- **What you should do**
Write out the full listing again, exactly as it stands.

- **Supplied entries**
○ ○ ○
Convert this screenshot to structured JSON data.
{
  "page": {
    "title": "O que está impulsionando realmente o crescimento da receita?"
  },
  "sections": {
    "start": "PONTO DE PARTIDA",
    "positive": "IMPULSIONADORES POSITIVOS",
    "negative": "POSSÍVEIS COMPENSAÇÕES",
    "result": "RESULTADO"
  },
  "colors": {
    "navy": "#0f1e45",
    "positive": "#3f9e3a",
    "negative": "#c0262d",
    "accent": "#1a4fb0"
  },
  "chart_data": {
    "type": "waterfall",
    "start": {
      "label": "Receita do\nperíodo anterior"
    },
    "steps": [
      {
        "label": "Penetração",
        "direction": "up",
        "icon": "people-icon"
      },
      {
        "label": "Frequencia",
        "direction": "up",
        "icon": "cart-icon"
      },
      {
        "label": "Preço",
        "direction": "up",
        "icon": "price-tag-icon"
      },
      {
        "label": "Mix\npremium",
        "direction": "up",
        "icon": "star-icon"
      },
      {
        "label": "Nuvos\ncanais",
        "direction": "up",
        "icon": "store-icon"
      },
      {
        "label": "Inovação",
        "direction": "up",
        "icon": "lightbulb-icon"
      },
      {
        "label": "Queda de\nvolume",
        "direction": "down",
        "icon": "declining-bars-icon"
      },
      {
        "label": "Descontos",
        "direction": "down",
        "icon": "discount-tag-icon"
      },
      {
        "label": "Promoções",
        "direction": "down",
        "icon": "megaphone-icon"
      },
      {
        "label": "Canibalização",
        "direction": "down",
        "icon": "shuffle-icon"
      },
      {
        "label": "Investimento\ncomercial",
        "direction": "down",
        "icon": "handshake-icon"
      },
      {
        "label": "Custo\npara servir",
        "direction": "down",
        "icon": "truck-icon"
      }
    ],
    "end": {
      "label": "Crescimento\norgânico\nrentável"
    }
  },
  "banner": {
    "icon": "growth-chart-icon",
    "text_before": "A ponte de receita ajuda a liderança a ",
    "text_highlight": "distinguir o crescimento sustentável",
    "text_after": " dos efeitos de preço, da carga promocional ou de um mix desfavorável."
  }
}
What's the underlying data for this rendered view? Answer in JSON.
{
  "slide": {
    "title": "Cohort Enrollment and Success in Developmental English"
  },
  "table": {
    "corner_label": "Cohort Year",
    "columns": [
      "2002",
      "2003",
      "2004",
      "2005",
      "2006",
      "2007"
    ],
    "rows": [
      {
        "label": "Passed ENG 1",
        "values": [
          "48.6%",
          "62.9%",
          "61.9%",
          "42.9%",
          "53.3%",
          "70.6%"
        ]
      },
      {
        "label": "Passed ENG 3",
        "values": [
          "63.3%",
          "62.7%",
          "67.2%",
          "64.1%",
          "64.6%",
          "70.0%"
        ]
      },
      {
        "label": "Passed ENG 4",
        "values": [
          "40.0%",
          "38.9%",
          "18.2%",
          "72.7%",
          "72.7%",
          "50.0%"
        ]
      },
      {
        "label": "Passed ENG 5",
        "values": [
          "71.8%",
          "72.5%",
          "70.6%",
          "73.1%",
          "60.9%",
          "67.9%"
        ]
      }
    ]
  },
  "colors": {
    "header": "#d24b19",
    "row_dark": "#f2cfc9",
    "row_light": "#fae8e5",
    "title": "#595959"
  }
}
○ ○ ○
- **Solved problem**
Convert this screenshot to structured JSON data.
{
  "page": {
    "title": "O que está impulsionando realmente o crescimento da receita?"
  },
  "sections": {
    "start": "PONTO DE PARTIDA",
    "positive": "IMPULSIONADORES POSITIVOS",
    "negative": "POSSÍVEIS COMPENSAÇÕES",
    "result": "RESULTADO"
  },
  "colors": {
    "navy": "#0f1e45",
    "positive": "#3f9e3a",
    "negative": "#c0262d",
    "accent": "#1a4fb0"
  },
  "chart_data": {
    "type": "waterfall",
    "start": {
      "label": "Receita do\nperíodo anterior"
    },
    "steps": [
      {
        "label": "Penetração",
        "direction": "up",
        "icon": "people-icon"
      },
      {
        "label": "Frequencia",
        "direction": "up",
        "icon": "cart-icon"
      },
      {
        "label": "Preço",
        "direction": "up",
        "icon": "price-tag-icon"
      },
      {
        "label": "Mix\npremium",
        "direction": "up",
        "icon": "star-icon"
      },
      {
        "label": "Nuvos\ncanais",
        "direction": "up",
        "icon": "store-icon"
      },
      {
        "label": "Inovação",
        "direction": "up",
        "icon": "lightbulb-icon"
      },
      {
        "label": "Queda de\nvolume",
        "direction": "down",
        "icon": "declining-bars-icon"
      },
      {
        "label": "Descontos",
        "direction": "down",
        "icon": "discount-tag-icon"
      },
      {
        "label": "Promoções",
        "direction": "down",
        "icon": "megaphone-icon"
      },
      {
        "label": "Canibalização",
        "direction": "down",
        "icon": "shuffle-icon"
      },
      {
        "label": "Investimento\ncomercial",
        "direction": "down",
        "icon": "handshake-icon"
      },
      {
        "label": "Custo\npara servir",
        "direction": "down",
        "icon": "truck-icon"
      }
    ],
    "end": {
      "label": "Crescimento\norgânico\nrentável"
    }
  },
  "banner": {
    "icon": "growth-chart-icon",
    "text_before": "A ponte de receita ajuda a liderança a ",
    "text_highlight": "distinguir o crescimento sustentável",
    "text_after": " dos efeitos de preço, da carga promocional ou de um mix desfavorável."
  }
}
What's the underlying data for this rendered view? Answer in JSON.
{
  "slide": {
    "title": "Cohort Enrollment and Success in Developmental English"
  },
  "table": {
    "corner_label": "Cohort Year",
    "columns": [
      "2002",
      "2003",
      "2004",
      "2005",
      "2006",
      "2007"
    ],
    "rows": [
      {
        "label": "Passed ENG 1",
        "values": [
          "48.6%",
          "62.9%",
          "61.9%",
          "42.9%",
          "53.3%",
          "70.6%"
        ]
      },
      {
        "label": "Passed ENG 3",
        "values": [
          "63.3%",
          "62.7%",
          "67.2%",
          "64.1%",
          "64.6%",
          "70.0%"
        ]
      },
      {
        "label": "Passed ENG 4",
        "values": [
          "40.0%",
          "38.9%",
          "18.2%",
          "72.7%",
          "72.7%",
          "50.0%"
        ]
      },
      {
        "label": "Passed ENG 5",
        "values": [
          "71.8%",
          "72.5%",
          "70.6%",
          "73.1%",
          "60.9%",
          "67.9%"
        ]
      }
    ]
  },
  "colors": {
    "header": "#d24b19",
    "row_dark": "#f2cfc9",
    "row_light": "#fae8e5",
    "title": "#595959"
  }
}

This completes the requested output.